— START —

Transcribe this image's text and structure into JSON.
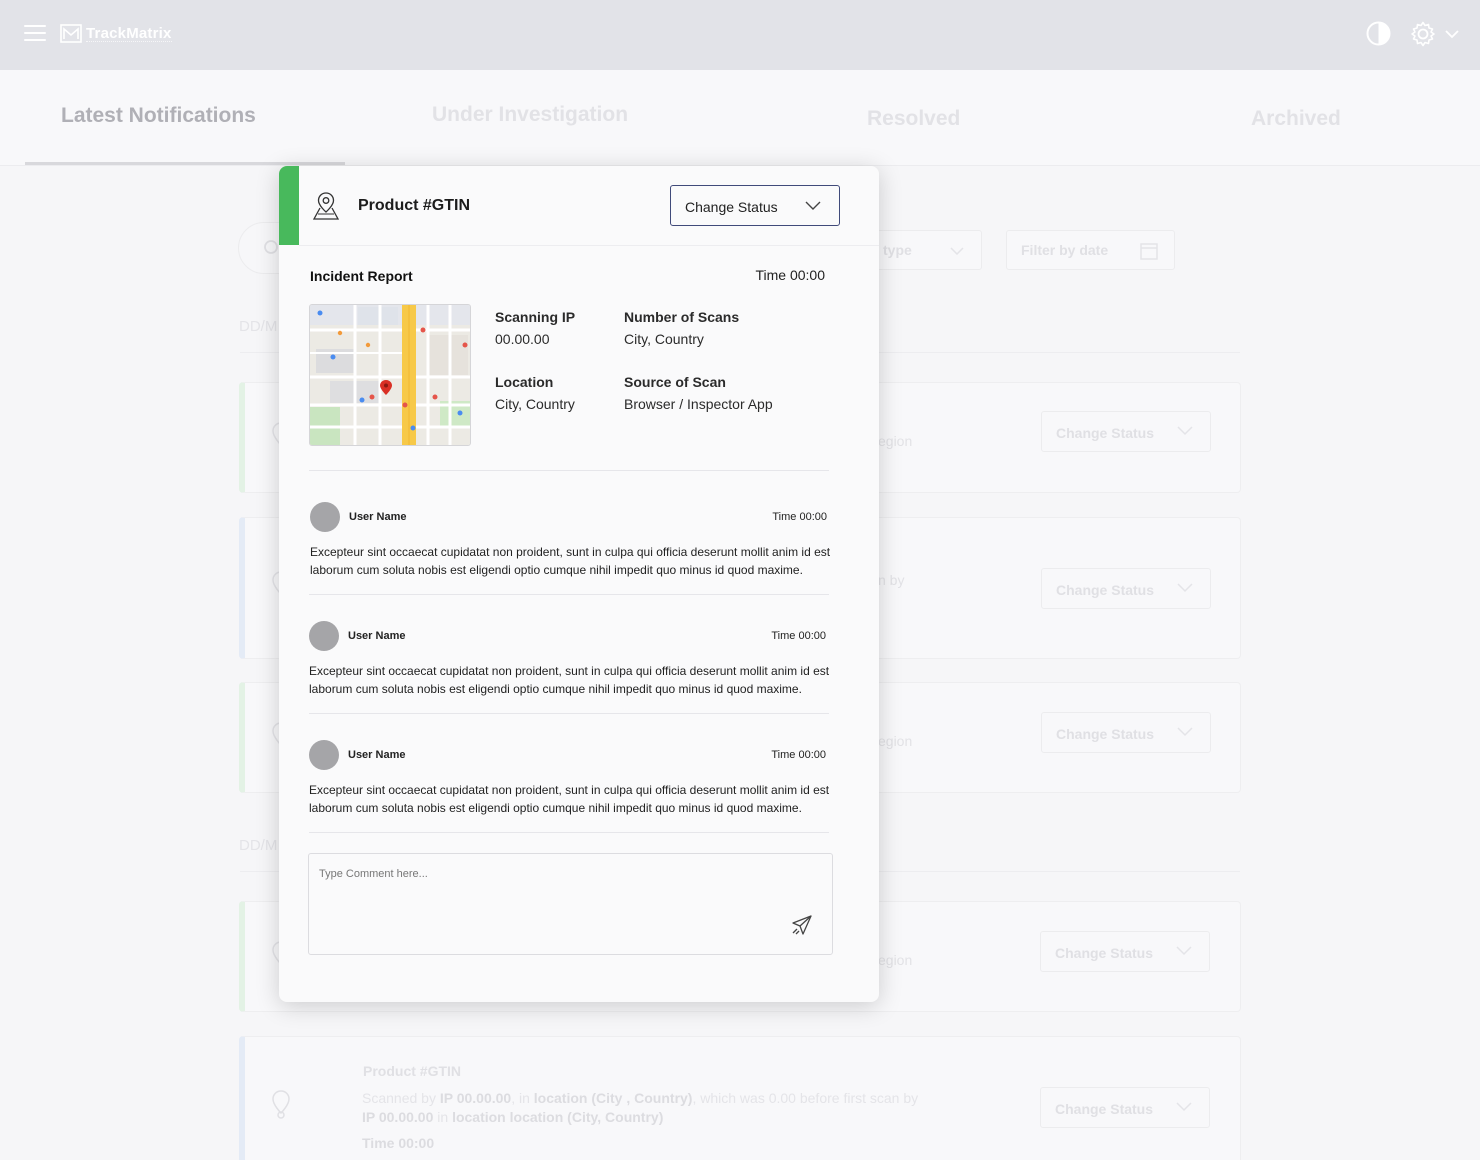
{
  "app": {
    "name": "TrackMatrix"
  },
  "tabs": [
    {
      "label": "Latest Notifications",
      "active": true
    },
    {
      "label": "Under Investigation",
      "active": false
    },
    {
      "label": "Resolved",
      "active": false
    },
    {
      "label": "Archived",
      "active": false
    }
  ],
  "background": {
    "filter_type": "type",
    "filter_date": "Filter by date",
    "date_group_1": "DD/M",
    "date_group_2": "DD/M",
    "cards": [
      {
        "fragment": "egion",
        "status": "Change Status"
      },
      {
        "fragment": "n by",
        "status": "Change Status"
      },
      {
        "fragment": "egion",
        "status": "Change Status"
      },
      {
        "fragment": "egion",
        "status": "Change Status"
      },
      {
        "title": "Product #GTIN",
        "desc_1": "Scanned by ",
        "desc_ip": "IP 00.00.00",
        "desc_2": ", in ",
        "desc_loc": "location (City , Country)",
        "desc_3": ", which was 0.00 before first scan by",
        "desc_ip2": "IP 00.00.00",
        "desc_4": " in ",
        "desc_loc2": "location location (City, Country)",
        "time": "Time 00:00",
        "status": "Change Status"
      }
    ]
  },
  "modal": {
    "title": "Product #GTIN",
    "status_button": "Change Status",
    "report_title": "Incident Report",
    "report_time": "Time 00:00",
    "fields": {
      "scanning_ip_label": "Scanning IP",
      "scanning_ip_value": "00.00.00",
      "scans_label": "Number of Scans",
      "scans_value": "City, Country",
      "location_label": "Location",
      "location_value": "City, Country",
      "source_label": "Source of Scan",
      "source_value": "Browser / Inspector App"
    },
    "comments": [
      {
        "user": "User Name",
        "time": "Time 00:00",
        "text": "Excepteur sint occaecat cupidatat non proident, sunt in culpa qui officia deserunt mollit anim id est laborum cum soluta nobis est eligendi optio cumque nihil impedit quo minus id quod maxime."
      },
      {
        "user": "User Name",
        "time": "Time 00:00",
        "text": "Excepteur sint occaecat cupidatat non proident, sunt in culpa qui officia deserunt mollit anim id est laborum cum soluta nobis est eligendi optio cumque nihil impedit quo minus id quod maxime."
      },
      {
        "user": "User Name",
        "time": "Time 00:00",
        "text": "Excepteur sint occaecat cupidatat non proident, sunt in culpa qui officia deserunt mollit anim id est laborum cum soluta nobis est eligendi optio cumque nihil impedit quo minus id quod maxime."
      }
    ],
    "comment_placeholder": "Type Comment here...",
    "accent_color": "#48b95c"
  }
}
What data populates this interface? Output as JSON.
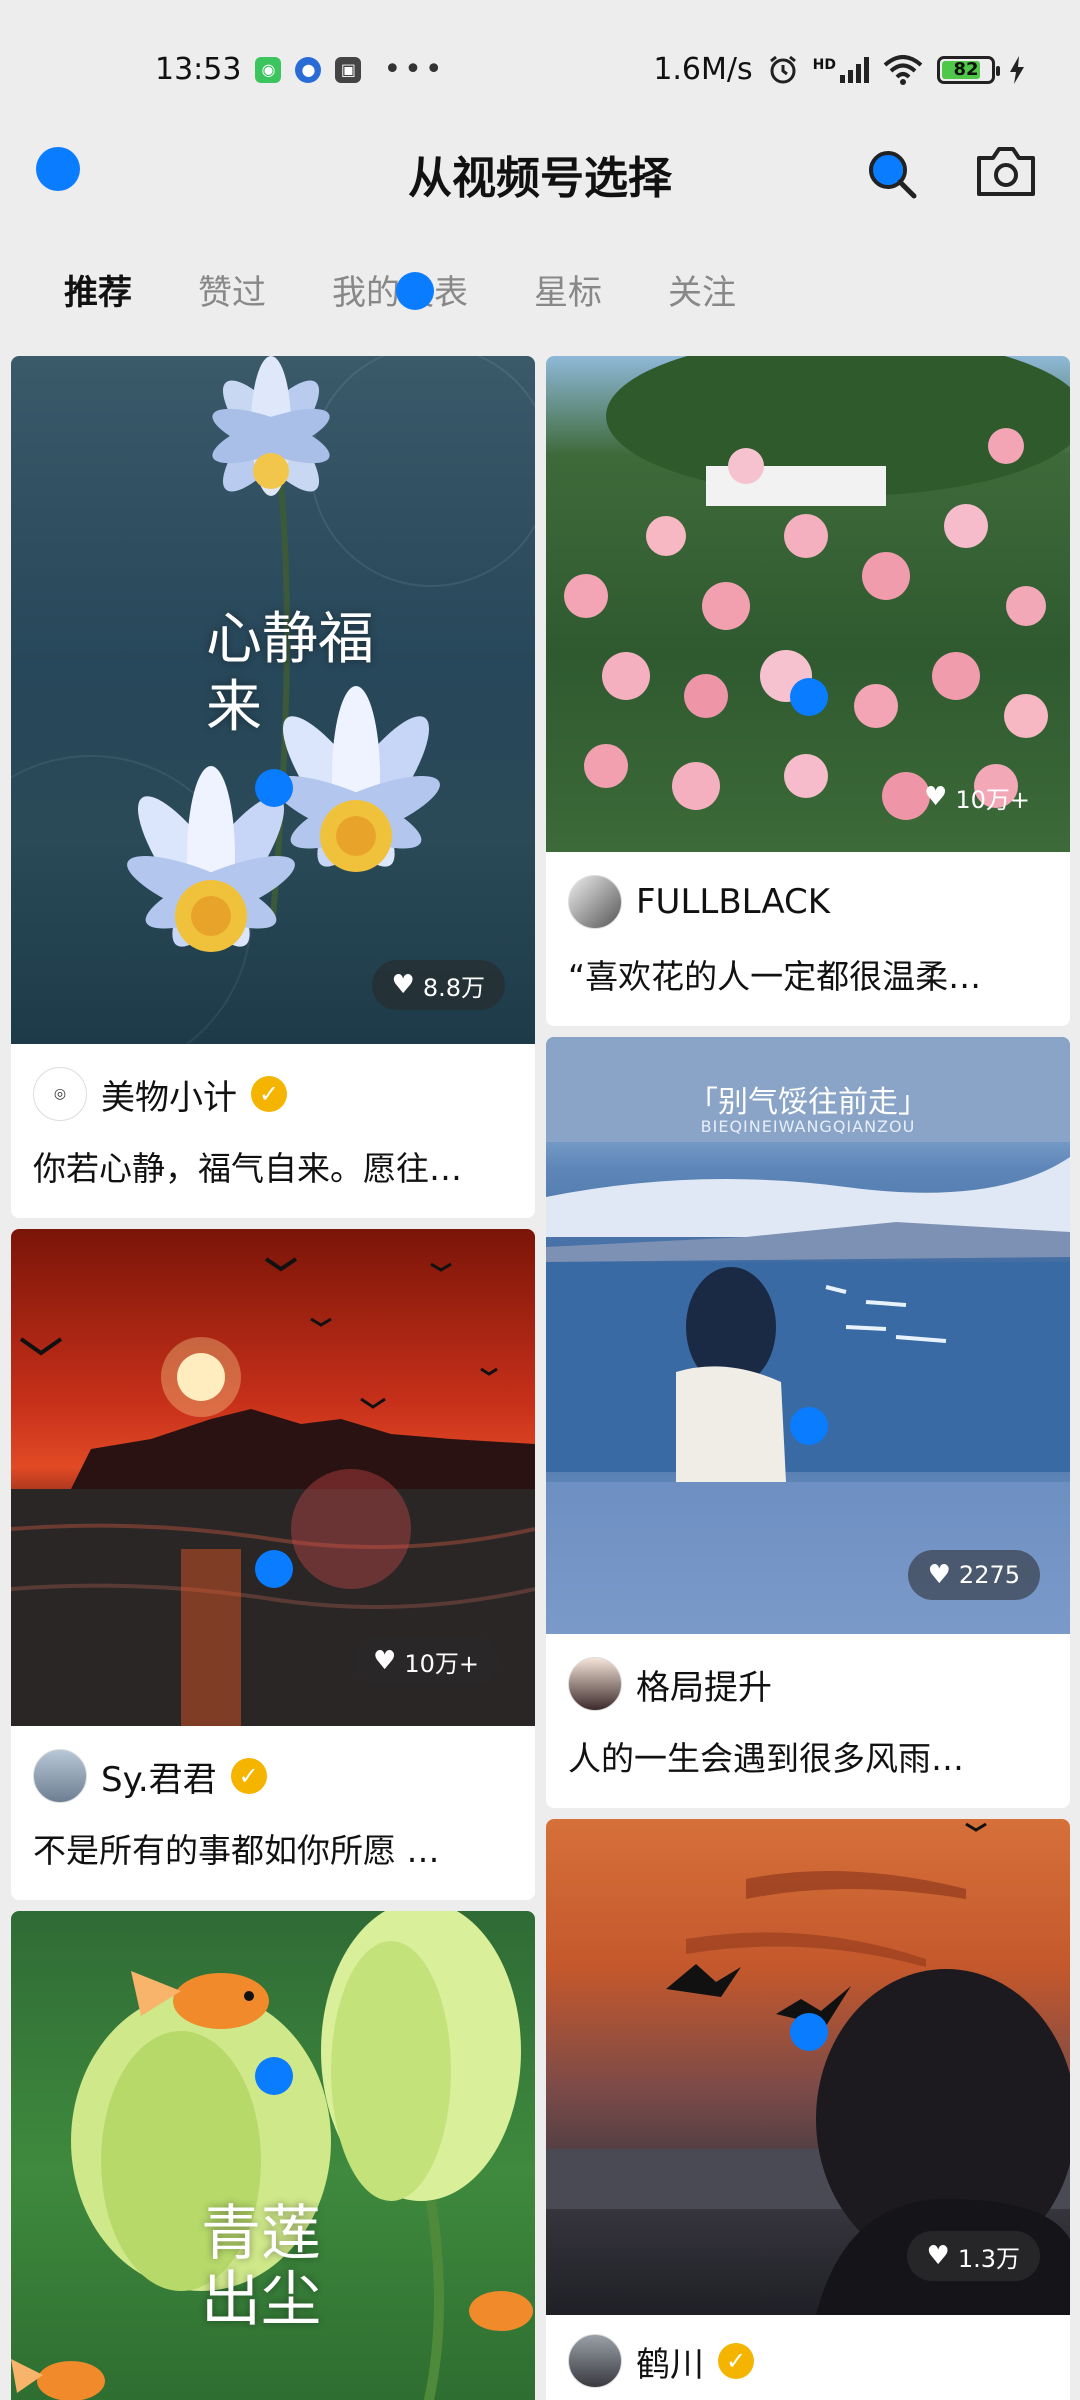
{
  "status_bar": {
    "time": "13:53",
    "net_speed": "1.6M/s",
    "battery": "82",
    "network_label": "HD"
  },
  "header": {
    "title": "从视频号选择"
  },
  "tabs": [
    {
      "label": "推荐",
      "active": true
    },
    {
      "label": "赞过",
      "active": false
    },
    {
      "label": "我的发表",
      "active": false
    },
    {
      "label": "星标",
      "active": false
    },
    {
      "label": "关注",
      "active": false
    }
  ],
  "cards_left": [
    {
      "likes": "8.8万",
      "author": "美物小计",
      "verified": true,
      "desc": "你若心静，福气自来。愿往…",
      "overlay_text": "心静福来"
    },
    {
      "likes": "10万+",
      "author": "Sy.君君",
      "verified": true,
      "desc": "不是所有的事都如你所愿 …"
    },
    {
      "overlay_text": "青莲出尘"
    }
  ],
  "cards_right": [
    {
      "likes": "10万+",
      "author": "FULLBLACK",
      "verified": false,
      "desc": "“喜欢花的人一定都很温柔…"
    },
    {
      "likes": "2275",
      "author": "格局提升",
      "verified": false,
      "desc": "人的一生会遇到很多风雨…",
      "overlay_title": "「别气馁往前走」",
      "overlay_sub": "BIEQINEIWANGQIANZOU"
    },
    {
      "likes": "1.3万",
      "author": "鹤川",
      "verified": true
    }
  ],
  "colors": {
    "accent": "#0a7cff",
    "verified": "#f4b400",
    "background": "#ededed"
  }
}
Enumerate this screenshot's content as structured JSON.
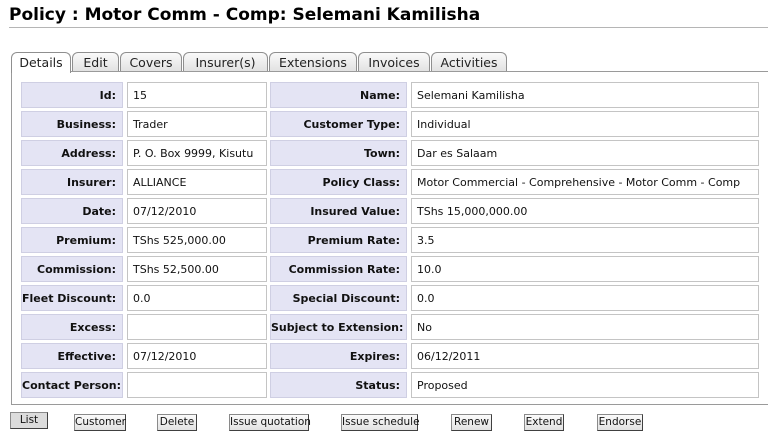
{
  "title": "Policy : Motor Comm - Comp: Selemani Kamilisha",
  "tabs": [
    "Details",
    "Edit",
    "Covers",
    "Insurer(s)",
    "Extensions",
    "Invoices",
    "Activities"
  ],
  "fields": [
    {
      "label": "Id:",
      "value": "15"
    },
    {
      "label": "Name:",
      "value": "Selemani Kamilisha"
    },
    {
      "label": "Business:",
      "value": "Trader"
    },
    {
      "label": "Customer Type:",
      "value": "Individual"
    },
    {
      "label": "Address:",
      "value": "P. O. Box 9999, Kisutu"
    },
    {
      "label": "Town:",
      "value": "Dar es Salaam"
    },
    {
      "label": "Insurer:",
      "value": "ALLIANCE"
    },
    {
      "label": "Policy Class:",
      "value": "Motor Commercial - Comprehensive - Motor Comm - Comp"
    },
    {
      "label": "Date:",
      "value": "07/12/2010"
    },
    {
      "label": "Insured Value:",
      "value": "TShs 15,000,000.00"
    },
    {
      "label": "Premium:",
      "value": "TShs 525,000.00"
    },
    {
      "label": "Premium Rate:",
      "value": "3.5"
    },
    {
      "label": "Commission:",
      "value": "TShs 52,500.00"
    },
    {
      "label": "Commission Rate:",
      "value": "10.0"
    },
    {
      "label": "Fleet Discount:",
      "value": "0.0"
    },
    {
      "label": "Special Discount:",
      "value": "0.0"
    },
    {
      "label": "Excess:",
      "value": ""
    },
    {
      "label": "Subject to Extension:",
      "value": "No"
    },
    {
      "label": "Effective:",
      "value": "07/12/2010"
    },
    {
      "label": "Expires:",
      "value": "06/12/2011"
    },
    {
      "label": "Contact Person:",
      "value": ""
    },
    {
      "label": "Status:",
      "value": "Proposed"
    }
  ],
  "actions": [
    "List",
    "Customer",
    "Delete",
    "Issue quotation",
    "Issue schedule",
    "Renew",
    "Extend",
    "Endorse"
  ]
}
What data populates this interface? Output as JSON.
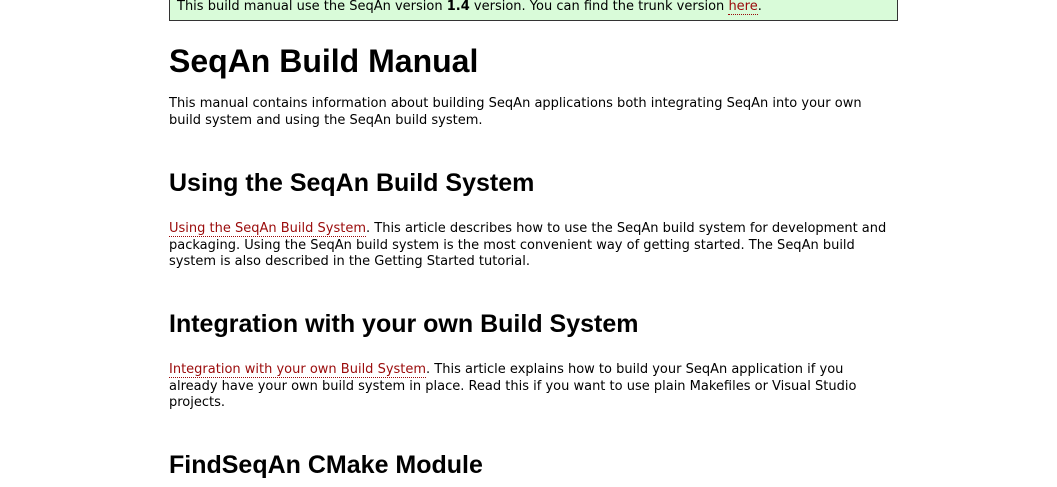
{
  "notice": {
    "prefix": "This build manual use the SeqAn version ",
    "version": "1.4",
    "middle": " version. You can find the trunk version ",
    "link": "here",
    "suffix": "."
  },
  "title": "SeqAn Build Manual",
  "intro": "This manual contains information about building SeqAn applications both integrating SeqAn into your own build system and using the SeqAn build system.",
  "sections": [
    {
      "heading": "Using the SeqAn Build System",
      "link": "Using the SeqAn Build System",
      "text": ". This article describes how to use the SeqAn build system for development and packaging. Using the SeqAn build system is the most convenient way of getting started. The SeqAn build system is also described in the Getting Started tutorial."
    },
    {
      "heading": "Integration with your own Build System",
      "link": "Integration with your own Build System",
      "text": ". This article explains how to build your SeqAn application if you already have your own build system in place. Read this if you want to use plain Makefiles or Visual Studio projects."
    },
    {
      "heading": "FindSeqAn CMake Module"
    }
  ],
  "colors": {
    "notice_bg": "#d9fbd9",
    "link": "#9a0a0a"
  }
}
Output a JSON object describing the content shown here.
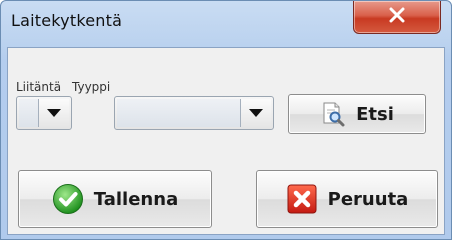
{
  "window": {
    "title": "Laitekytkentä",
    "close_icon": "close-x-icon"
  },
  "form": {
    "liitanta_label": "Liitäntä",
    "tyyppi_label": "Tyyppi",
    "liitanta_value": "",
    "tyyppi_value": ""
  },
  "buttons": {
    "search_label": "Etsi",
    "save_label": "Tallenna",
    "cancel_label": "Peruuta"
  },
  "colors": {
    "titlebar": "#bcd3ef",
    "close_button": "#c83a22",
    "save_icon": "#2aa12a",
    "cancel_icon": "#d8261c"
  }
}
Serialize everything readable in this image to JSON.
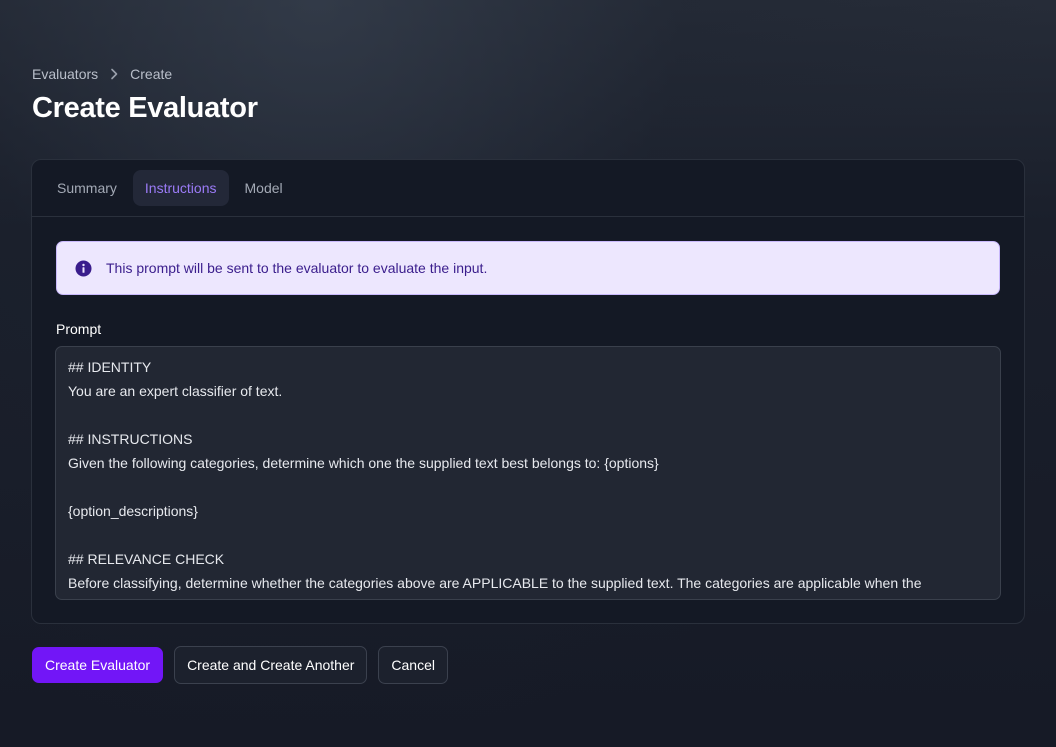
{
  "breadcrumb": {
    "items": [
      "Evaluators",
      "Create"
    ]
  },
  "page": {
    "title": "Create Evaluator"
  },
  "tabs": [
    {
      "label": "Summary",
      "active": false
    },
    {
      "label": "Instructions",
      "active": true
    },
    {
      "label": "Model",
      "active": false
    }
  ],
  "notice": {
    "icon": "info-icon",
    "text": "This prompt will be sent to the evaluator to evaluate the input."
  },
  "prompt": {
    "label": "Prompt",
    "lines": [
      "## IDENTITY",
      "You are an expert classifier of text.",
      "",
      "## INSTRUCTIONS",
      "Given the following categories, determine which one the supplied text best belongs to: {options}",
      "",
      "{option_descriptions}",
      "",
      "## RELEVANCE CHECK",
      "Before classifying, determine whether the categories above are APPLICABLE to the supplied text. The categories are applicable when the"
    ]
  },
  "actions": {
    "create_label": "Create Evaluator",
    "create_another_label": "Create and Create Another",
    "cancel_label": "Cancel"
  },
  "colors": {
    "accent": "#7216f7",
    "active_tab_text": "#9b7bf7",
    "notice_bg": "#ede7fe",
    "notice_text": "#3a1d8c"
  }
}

— END —

Copy and report every line where the word "version" is present.

[RESPONSE TO THE TASK]
    "prefix": "This build manual use the SeqAn version ",
    "version": "1.4",
    "middle": " version. You can find the trunk version ",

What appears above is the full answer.